[Start]

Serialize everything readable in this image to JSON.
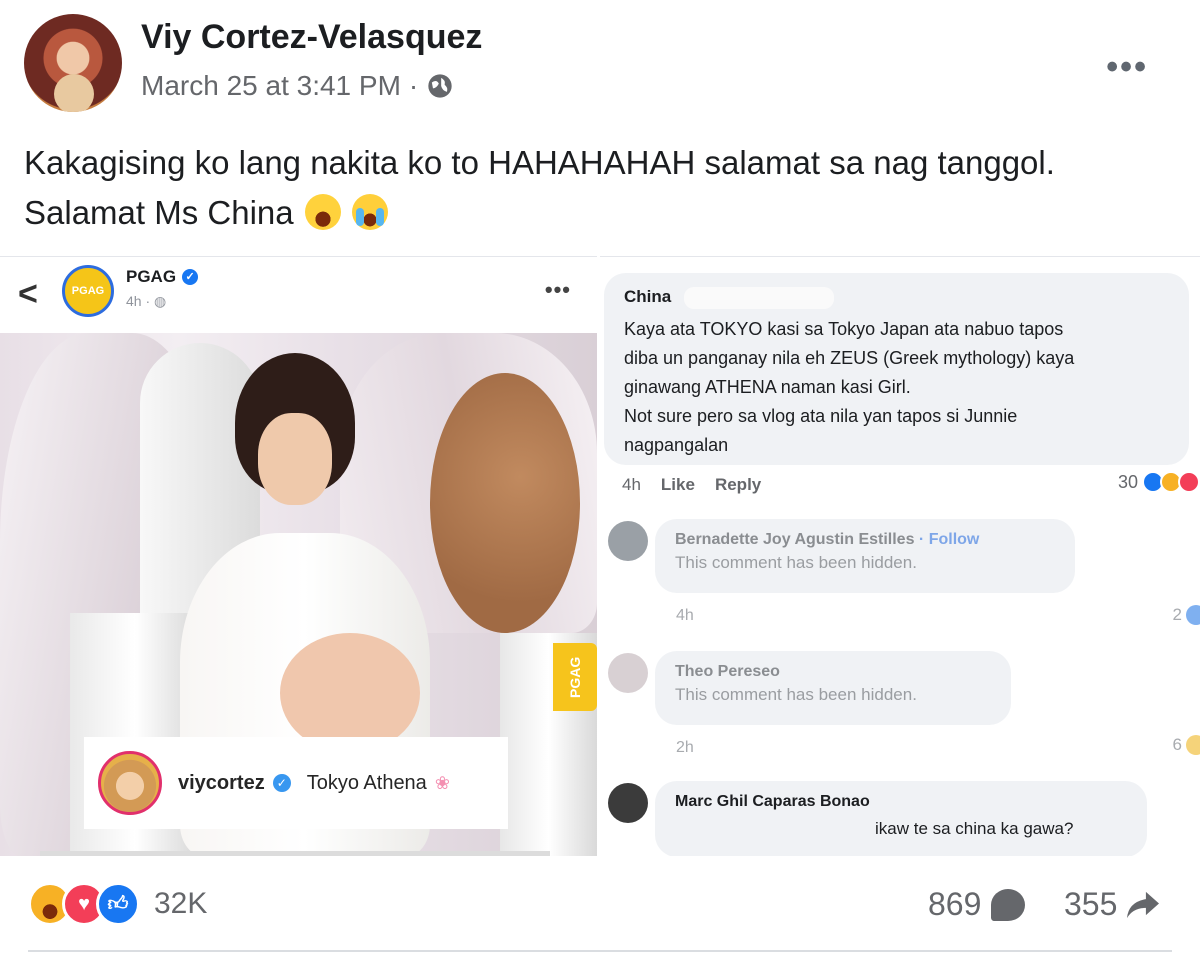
{
  "post": {
    "author": "Viy Cortez-Velasquez",
    "timestamp": "March 25 at 3:41 PM",
    "separator": "·",
    "more_label": "•••",
    "caption_line1": "Kakagising ko lang nakita ko to HAHAHAHAH salamat sa nag tanggol.",
    "caption_line2": "Salamat Ms  China"
  },
  "left_screenshot": {
    "back_label": "<",
    "page_avatar_text": "PGAG",
    "page_name": "PGAG",
    "page_time": "4h · ",
    "more_label": "•••",
    "side_tag": "PGAG",
    "tag_username": "viycortez",
    "tag_caption": "Tokyo Athena",
    "verified_mark": "✓",
    "flower": "❀"
  },
  "comments": {
    "main": {
      "author": "China",
      "lines": [
        "Kaya ata TOKYO kasi sa Tokyo Japan ata nabuo tapos",
        "diba un panganay nila eh ZEUS (Greek mythology) kaya",
        "ginawang ATHENA naman kasi Girl.",
        "Not sure pero sa vlog ata nila yan tapos si Junnie",
        "nagpangalan"
      ],
      "time": "4h",
      "like_label": "Like",
      "reply_label": "Reply",
      "reaction_count": "30"
    },
    "replies": [
      {
        "author": "Bernadette Joy Agustin Estilles",
        "follow": "· Follow",
        "text": "This comment has been hidden.",
        "time": "4h",
        "count": "2"
      },
      {
        "author": "Theo Pereseo",
        "text": "This comment has been hidden.",
        "time": "2h",
        "count": "6"
      },
      {
        "author": "Marc Ghil Caparas Bonao",
        "text": "ikaw te sa china ka gawa?"
      }
    ]
  },
  "footer": {
    "reaction_count": "32K",
    "comment_count": "869",
    "share_count": "355"
  },
  "colors": {
    "like_blue": "#1877f2",
    "love_red": "#f33e58",
    "haha_yellow": "#f7b125",
    "pgag_yellow": "#f6c41c"
  }
}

[End]

* _SET EXERCISE_
All the material shown above is to be copied exactly, with no pictures carried over.

* _RIGHT ANSWER_
Serialize everything readable in this image to JSON.
{
  "post": {
    "author": "Viy Cortez-Velasquez",
    "timestamp": "March 25 at 3:41 PM",
    "separator": "·",
    "more_label": "•••",
    "caption_line1": "Kakagising ko lang nakita ko to HAHAHAHAH salamat sa nag tanggol.",
    "caption_line2": "Salamat Ms  China"
  },
  "left_screenshot": {
    "back_label": "<",
    "page_avatar_text": "PGAG",
    "page_name": "PGAG",
    "page_time": "4h · ",
    "more_label": "•••",
    "side_tag": "PGAG",
    "tag_username": "viycortez",
    "tag_caption": "Tokyo Athena",
    "verified_mark": "✓",
    "flower": "❀"
  },
  "comments": {
    "main": {
      "author": "China",
      "lines": [
        "Kaya ata TOKYO kasi sa Tokyo Japan ata nabuo tapos",
        "diba un panganay nila eh ZEUS (Greek mythology) kaya",
        "ginawang ATHENA naman kasi Girl.",
        "Not sure pero sa vlog ata nila yan tapos si Junnie",
        "nagpangalan"
      ],
      "time": "4h",
      "like_label": "Like",
      "reply_label": "Reply",
      "reaction_count": "30"
    },
    "replies": [
      {
        "author": "Bernadette Joy Agustin Estilles",
        "follow": "· Follow",
        "text": "This comment has been hidden.",
        "time": "4h",
        "count": "2"
      },
      {
        "author": "Theo Pereseo",
        "text": "This comment has been hidden.",
        "time": "2h",
        "count": "6"
      },
      {
        "author": "Marc Ghil Caparas Bonao",
        "text": "ikaw te sa china ka gawa?"
      }
    ]
  },
  "footer": {
    "reaction_count": "32K",
    "comment_count": "869",
    "share_count": "355"
  },
  "colors": {
    "like_blue": "#1877f2",
    "love_red": "#f33e58",
    "haha_yellow": "#f7b125",
    "pgag_yellow": "#f6c41c"
  }
}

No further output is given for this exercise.